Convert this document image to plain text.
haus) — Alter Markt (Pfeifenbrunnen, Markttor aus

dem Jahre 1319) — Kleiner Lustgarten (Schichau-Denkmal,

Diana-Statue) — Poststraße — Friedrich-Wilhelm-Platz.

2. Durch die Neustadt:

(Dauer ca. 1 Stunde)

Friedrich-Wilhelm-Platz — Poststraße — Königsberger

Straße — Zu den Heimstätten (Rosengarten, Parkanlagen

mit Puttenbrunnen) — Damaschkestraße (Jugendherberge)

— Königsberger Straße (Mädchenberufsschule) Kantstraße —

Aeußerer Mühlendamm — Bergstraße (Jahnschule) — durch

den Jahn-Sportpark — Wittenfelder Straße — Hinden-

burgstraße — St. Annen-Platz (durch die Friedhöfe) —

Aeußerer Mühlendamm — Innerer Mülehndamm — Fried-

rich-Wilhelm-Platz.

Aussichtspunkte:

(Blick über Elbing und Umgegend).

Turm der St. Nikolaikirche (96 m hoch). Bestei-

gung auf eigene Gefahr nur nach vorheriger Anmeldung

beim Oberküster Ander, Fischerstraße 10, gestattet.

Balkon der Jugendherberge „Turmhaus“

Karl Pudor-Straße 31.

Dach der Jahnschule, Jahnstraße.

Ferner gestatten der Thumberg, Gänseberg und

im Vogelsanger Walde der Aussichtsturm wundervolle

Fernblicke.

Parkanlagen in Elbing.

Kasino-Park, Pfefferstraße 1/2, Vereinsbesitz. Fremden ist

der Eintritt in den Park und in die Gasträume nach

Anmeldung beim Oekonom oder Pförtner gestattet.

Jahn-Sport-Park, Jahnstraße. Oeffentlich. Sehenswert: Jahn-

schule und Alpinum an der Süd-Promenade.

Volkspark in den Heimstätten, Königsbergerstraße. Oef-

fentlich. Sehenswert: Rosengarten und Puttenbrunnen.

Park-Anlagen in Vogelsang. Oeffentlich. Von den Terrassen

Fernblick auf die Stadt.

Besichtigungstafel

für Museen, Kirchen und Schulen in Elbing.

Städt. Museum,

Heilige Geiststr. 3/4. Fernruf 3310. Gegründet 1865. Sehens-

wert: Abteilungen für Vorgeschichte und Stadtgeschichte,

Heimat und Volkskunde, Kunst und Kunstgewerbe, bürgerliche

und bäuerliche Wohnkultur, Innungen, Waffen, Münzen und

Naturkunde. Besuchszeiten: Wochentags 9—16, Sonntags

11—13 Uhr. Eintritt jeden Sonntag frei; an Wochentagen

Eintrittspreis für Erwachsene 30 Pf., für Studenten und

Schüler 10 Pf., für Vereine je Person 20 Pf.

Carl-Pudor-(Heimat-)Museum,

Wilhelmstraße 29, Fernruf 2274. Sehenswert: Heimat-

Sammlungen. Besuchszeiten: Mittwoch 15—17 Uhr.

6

──────

STATED PROBLEM: Look over the material above and show each line where "Jahnstraße" appears.

FULL RESPONSE:
Dach der Jahnschule, Jahnstraße.
Jahn-Sport-Park, Jahnstraße. Oeffentlich. Sehenswert: Jahn-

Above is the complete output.